Work to complete: Write out each record again exactly as it stands.

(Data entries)
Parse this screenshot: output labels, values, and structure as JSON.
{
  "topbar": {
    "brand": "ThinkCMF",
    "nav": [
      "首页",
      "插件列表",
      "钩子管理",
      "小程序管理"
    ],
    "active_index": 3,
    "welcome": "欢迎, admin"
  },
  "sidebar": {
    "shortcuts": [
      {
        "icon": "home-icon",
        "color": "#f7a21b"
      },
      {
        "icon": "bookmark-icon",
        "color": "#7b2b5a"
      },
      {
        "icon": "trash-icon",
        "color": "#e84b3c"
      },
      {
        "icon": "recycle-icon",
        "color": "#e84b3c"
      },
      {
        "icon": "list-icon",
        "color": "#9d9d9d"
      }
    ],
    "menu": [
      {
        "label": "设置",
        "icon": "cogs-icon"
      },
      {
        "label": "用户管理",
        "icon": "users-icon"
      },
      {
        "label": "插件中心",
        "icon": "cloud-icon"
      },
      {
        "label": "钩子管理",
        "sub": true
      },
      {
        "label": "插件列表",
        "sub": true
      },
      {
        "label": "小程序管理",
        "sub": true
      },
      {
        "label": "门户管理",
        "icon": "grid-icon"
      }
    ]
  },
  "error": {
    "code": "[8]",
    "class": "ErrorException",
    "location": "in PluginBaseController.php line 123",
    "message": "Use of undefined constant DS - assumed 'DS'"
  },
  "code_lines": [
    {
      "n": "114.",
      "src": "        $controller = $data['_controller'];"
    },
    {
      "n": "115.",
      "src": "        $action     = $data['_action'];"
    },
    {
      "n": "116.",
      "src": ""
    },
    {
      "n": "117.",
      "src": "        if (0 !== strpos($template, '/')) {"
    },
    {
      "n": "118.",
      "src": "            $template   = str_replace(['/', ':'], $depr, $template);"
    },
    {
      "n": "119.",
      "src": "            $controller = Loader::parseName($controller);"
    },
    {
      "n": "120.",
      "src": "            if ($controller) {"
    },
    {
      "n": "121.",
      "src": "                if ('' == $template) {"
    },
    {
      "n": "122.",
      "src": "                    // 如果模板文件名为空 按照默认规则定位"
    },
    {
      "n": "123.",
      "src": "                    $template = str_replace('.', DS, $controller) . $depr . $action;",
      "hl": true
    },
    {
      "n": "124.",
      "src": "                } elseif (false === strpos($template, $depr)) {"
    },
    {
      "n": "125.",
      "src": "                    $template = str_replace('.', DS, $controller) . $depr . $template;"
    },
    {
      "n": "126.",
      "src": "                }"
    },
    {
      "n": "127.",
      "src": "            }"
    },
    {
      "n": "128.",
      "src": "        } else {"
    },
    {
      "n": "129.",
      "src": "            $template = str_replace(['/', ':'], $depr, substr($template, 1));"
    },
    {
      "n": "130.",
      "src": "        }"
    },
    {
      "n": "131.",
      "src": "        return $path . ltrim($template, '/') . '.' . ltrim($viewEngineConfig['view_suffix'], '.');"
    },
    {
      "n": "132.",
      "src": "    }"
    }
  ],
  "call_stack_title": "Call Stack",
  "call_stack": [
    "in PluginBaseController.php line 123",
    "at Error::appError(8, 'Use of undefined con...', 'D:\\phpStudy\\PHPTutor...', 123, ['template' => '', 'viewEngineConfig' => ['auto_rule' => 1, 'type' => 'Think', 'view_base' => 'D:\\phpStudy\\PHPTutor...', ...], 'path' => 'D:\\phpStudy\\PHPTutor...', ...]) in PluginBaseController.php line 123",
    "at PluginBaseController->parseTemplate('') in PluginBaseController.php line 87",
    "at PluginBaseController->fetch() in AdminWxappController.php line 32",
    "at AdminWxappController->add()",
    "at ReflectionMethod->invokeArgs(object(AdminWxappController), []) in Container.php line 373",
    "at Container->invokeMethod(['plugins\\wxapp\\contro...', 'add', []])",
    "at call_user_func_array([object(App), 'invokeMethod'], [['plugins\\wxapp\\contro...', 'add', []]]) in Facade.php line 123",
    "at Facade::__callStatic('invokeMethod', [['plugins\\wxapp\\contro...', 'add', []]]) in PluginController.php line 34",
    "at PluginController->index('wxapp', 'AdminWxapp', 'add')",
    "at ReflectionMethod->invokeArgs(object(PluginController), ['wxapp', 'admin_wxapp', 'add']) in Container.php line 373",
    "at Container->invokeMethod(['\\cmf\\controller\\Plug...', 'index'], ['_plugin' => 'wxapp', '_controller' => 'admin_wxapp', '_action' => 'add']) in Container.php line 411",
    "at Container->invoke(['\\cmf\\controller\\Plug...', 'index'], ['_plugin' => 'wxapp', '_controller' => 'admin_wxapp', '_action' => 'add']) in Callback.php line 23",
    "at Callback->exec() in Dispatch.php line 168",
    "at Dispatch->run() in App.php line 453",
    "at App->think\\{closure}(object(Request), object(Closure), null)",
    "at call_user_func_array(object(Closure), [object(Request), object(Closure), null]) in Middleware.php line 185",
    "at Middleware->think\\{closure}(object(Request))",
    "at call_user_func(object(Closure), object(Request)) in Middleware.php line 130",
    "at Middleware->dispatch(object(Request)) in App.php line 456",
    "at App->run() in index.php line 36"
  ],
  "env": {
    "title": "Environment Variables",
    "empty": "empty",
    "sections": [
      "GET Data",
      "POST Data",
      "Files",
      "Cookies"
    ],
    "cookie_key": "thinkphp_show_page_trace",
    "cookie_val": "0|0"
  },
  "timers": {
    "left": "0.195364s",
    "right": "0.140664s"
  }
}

Task solution:
Parse this screenshot: output labels, values, and structure as JSON.
{
  "topbar": {
    "brand": "ThinkCMF",
    "nav": [
      "首页",
      "插件列表",
      "钩子管理",
      "小程序管理"
    ],
    "active_index": 3,
    "welcome": "欢迎, admin"
  },
  "sidebar": {
    "shortcuts": [
      {
        "icon": "home-icon",
        "color": "#f7a21b"
      },
      {
        "icon": "bookmark-icon",
        "color": "#7b2b5a"
      },
      {
        "icon": "trash-icon",
        "color": "#e84b3c"
      },
      {
        "icon": "recycle-icon",
        "color": "#e84b3c"
      },
      {
        "icon": "list-icon",
        "color": "#9d9d9d"
      }
    ],
    "menu": [
      {
        "label": "设置",
        "icon": "cogs-icon"
      },
      {
        "label": "用户管理",
        "icon": "users-icon"
      },
      {
        "label": "插件中心",
        "icon": "cloud-icon"
      },
      {
        "label": "钩子管理",
        "sub": true
      },
      {
        "label": "插件列表",
        "sub": true
      },
      {
        "label": "小程序管理",
        "sub": true
      },
      {
        "label": "门户管理",
        "icon": "grid-icon"
      }
    ]
  },
  "error": {
    "code": "[8]",
    "class": "ErrorException",
    "location": "in PluginBaseController.php line 123",
    "message": "Use of undefined constant DS - assumed 'DS'"
  },
  "code_lines": [
    {
      "n": "114.",
      "src": "        $controller = $data['_controller'];"
    },
    {
      "n": "115.",
      "src": "        $action     = $data['_action'];"
    },
    {
      "n": "116.",
      "src": ""
    },
    {
      "n": "117.",
      "src": "        if (0 !== strpos($template, '/')) {"
    },
    {
      "n": "118.",
      "src": "            $template   = str_replace(['/', ':'], $depr, $template);"
    },
    {
      "n": "119.",
      "src": "            $controller = Loader::parseName($controller);"
    },
    {
      "n": "120.",
      "src": "            if ($controller) {"
    },
    {
      "n": "121.",
      "src": "                if ('' == $template) {"
    },
    {
      "n": "122.",
      "src": "                    // 如果模板文件名为空 按照默认规则定位"
    },
    {
      "n": "123.",
      "src": "                    $template = str_replace('.', DS, $controller) . $depr . $action;",
      "hl": true
    },
    {
      "n": "124.",
      "src": "                } elseif (false === strpos($template, $depr)) {"
    },
    {
      "n": "125.",
      "src": "                    $template = str_replace('.', DS, $controller) . $depr . $template;"
    },
    {
      "n": "126.",
      "src": "                }"
    },
    {
      "n": "127.",
      "src": "            }"
    },
    {
      "n": "128.",
      "src": "        } else {"
    },
    {
      "n": "129.",
      "src": "            $template = str_replace(['/', ':'], $depr, substr($template, 1));"
    },
    {
      "n": "130.",
      "src": "        }"
    },
    {
      "n": "131.",
      "src": "        return $path . ltrim($template, '/') . '.' . ltrim($viewEngineConfig['view_suffix'], '.');"
    },
    {
      "n": "132.",
      "src": "    }"
    }
  ],
  "call_stack_title": "Call Stack",
  "call_stack": [
    "in PluginBaseController.php line 123",
    "at Error::appError(8, 'Use of undefined con...', 'D:\\phpStudy\\PHPTutor...', 123, ['template' => '', 'viewEngineConfig' => ['auto_rule' => 1, 'type' => 'Think', 'view_base' => 'D:\\phpStudy\\PHPTutor...', ...], 'path' => 'D:\\phpStudy\\PHPTutor...', ...]) in PluginBaseController.php line 123",
    "at PluginBaseController->parseTemplate('') in PluginBaseController.php line 87",
    "at PluginBaseController->fetch() in AdminWxappController.php line 32",
    "at AdminWxappController->add()",
    "at ReflectionMethod->invokeArgs(object(AdminWxappController), []) in Container.php line 373",
    "at Container->invokeMethod(['plugins\\wxapp\\contro...', 'add', []])",
    "at call_user_func_array([object(App), 'invokeMethod'], [['plugins\\wxapp\\contro...', 'add', []]]) in Facade.php line 123",
    "at Facade::__callStatic('invokeMethod', [['plugins\\wxapp\\contro...', 'add', []]]) in PluginController.php line 34",
    "at PluginController->index('wxapp', 'AdminWxapp', 'add')",
    "at ReflectionMethod->invokeArgs(object(PluginController), ['wxapp', 'admin_wxapp', 'add']) in Container.php line 373",
    "at Container->invokeMethod(['\\cmf\\controller\\Plug...', 'index'], ['_plugin' => 'wxapp', '_controller' => 'admin_wxapp', '_action' => 'add']) in Container.php line 411",
    "at Container->invoke(['\\cmf\\controller\\Plug...', 'index'], ['_plugin' => 'wxapp', '_controller' => 'admin_wxapp', '_action' => 'add']) in Callback.php line 23",
    "at Callback->exec() in Dispatch.php line 168",
    "at Dispatch->run() in App.php line 453",
    "at App->think\\{closure}(object(Request), object(Closure), null)",
    "at call_user_func_array(object(Closure), [object(Request), object(Closure), null]) in Middleware.php line 185",
    "at Middleware->think\\{closure}(object(Request))",
    "at call_user_func(object(Closure), object(Request)) in Middleware.php line 130",
    "at Middleware->dispatch(object(Request)) in App.php line 456",
    "at App->run() in index.php line 36"
  ],
  "env": {
    "title": "Environment Variables",
    "empty": "empty",
    "sections": [
      "GET Data",
      "POST Data",
      "Files",
      "Cookies"
    ],
    "cookie_key": "thinkphp_show_page_trace",
    "cookie_val": "0|0"
  },
  "timers": {
    "left": "0.195364s",
    "right": "0.140664s"
  }
}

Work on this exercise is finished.